======== RECORD SET ========
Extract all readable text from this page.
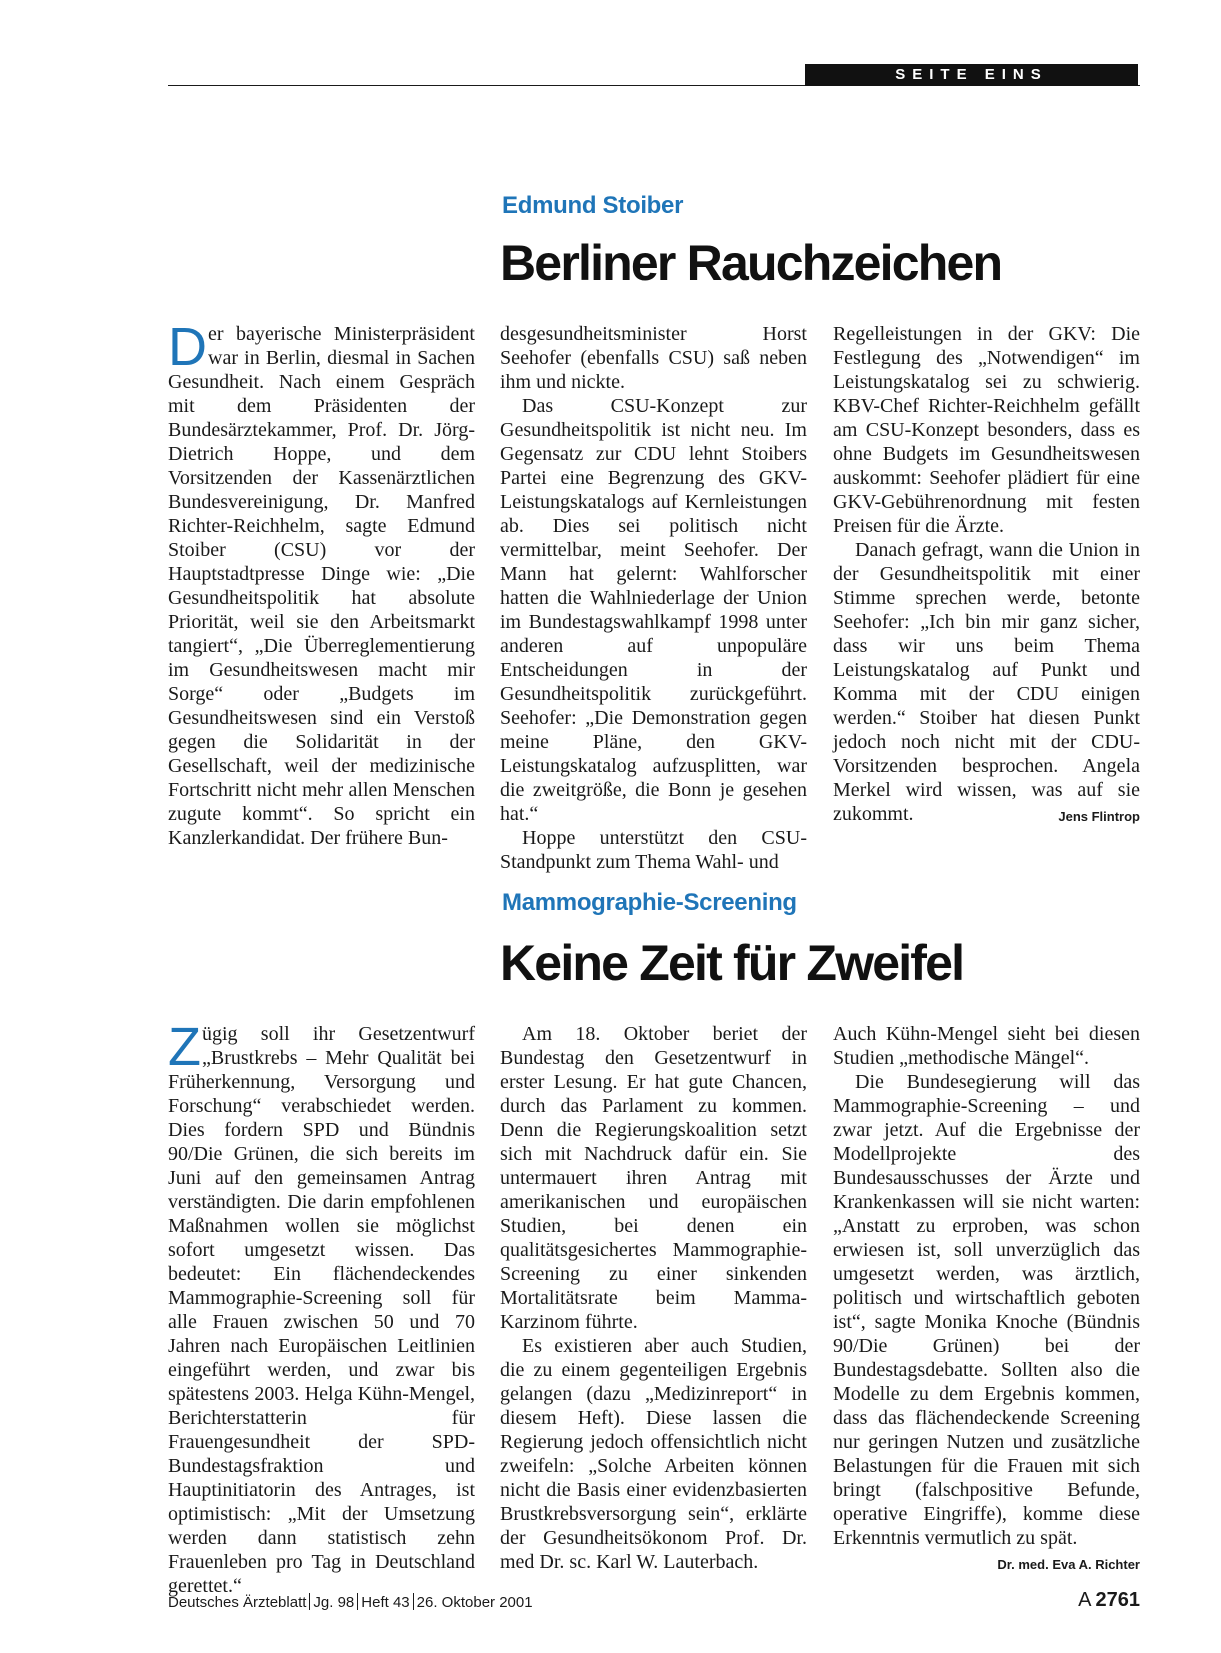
SEITE EINS
Edmund Stoiber
Berliner Rauchzeichen

Der bayerische Ministerpräsident war in Berlin, diesmal in Sachen Gesundheit. Nach einem Gespräch mit dem Präsidenten der Bundesärztekammer, Prof. Dr. Jörg-Dietrich Hoppe, und dem Vorsitzenden der Kassenärztlichen Bundesvereinigung, Dr. Manfred Richter-Reichhelm, sagte Edmund Stoiber (CSU) vor der Hauptstadtpresse Dinge wie: „Die Gesundheitspolitik hat absolute Priorität, weil sie den Arbeitsmarkt tangiert“, „Die Überreglementierung im Gesundheitswesen macht mir Sorge“ oder „Budgets im Gesundheitswesen sind ein Verstoß gegen die Solidarität in der Gesellschaft, weil der medizinische Fortschritt nicht mehr allen Menschen zugute kommt“. So spricht ein Kanzlerkandidat. Der frühere Bun-

desgesundheitsminister Horst Seehofer (ebenfalls CSU) saß neben ihm und nickte.

Das CSU-Konzept zur Gesundheitspolitik ist nicht neu. Im Gegensatz zur CDU lehnt Stoibers Partei eine Begrenzung des GKV-Leistungskatalogs auf Kernleistungen ab. Dies sei politisch nicht vermittelbar, meint Seehofer. Der Mann hat gelernt: Wahlforscher hatten die Wahlniederlage der Union im Bundestagswahlkampf 1998 unter anderen auf unpopuläre Entscheidungen in der Gesundheitspolitik zurückgeführt. Seehofer: „Die Demonstration gegen meine Pläne, den GKV-Leistungskatalog aufzusplitten, war die zweitgröße, die Bonn je gesehen hat.“

Hoppe unterstützt den CSU-Standpunkt zum Thema Wahl- und

Regelleistungen in der GKV: Die Festlegung des „Notwendigen“ im Leistungskatalog sei zu schwierig. KBV-Chef Richter-Reichhelm gefällt am CSU-Konzept besonders, dass es ohne Budgets im Gesundheitswesen auskommt: Seehofer plädiert für eine GKV-Gebührenordnung mit festen Preisen für die Ärzte.

Danach gefragt, wann die Union in der Gesundheitspolitik mit einer Stimme sprechen werde, betonte Seehofer: „Ich bin mir ganz sicher, dass wir uns beim Thema Leistungskatalog auf Punkt und Komma mit der CDU einigen werden.“ Stoiber hat diesen Punkt jedoch noch nicht mit der CDU-Vorsitzenden besprochen. Angela Merkel wird wissen, was auf sie zukommt.	Jens Flintrop

Mammographie-Screening
Keine Zeit für Zweifel

Zügig soll ihr Gesetzentwurf „Brustkrebs – Mehr Qualität bei Früherkennung, Versorgung und Forschung“ verabschiedet werden. Dies fordern SPD und Bündnis 90/Die Grünen, die sich bereits im Juni auf den gemeinsamen Antrag verständigten. Die darin empfohlenen Maßnahmen wollen sie möglichst sofort umgesetzt wissen. Das bedeutet: Ein flächendeckendes Mammographie-Screening soll für alle Frauen zwischen 50 und 70 Jahren nach Europäischen Leitlinien eingeführt werden, und zwar bis spätestens 2003. Helga Kühn-Mengel, Berichterstatterin für Frauengesundheit der SPD-Bundestagsfraktion und Hauptinitiatorin des Antrages, ist optimistisch: „Mit der Umsetzung werden dann statistisch zehn Frauenleben pro Tag in Deutschland gerettet.“

Am 18. Oktober beriet der Bundestag den Gesetzentwurf in erster Lesung. Er hat gute Chancen, durch das Parlament zu kommen. Denn die Regierungskoalition setzt sich mit Nachdruck dafür ein. Sie untermauert ihren Antrag mit amerikanischen und europäischen Studien, bei denen ein qualitätsgesichertes Mammographie-Screening zu einer sinkenden Mortalitätsrate beim Mamma-Karzinom führte.

Es existieren aber auch Studien, die zu einem gegenteiligen Ergebnis gelangen (dazu „Medizinreport“ in diesem Heft). Diese lassen die Regierung jedoch offensichtlich nicht zweifeln: „Solche Arbeiten können nicht die Basis einer evidenzbasierten Brustkrebsversorgung sein“, erklärte der Gesundheitsökonom Prof. Dr. med Dr. sc. Karl W. Lauterbach.

Auch Kühn-Mengel sieht bei diesen Studien „methodische Mängel“.

Die Bundesegierung will das Mammographie-Screening – und zwar jetzt. Auf die Ergebnisse der Modellprojekte des Bundesausschusses der Ärzte und Krankenkassen will sie nicht warten: „Anstatt zu erproben, was schon erwiesen ist, soll unverzüglich das umgesetzt werden, was ärztlich, politisch und wirtschaftlich geboten ist“, sagte Monika Knoche (Bündnis 90/Die Grünen) bei der Bundestagsdebatte. Sollten also die Modelle zu dem Ergebnis kommen, dass das flächendeckende Screening nur geringen Nutzen und zusätzliche Belastungen für die Frauen mit sich bringt (falschpositive Befunde, operative Eingriffe), komme diese Erkenntnis vermutlich zu spät.
Dr. med. Eva A. Richter

Deutsches Ärzteblatt Jg. 98 Heft 43 26. Oktober 2001	A 2761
========
* [WHAT YOU SHOULD DO] Provide solely the number of lines in the data that include the word "diesen".

* [THE ANSWER] 2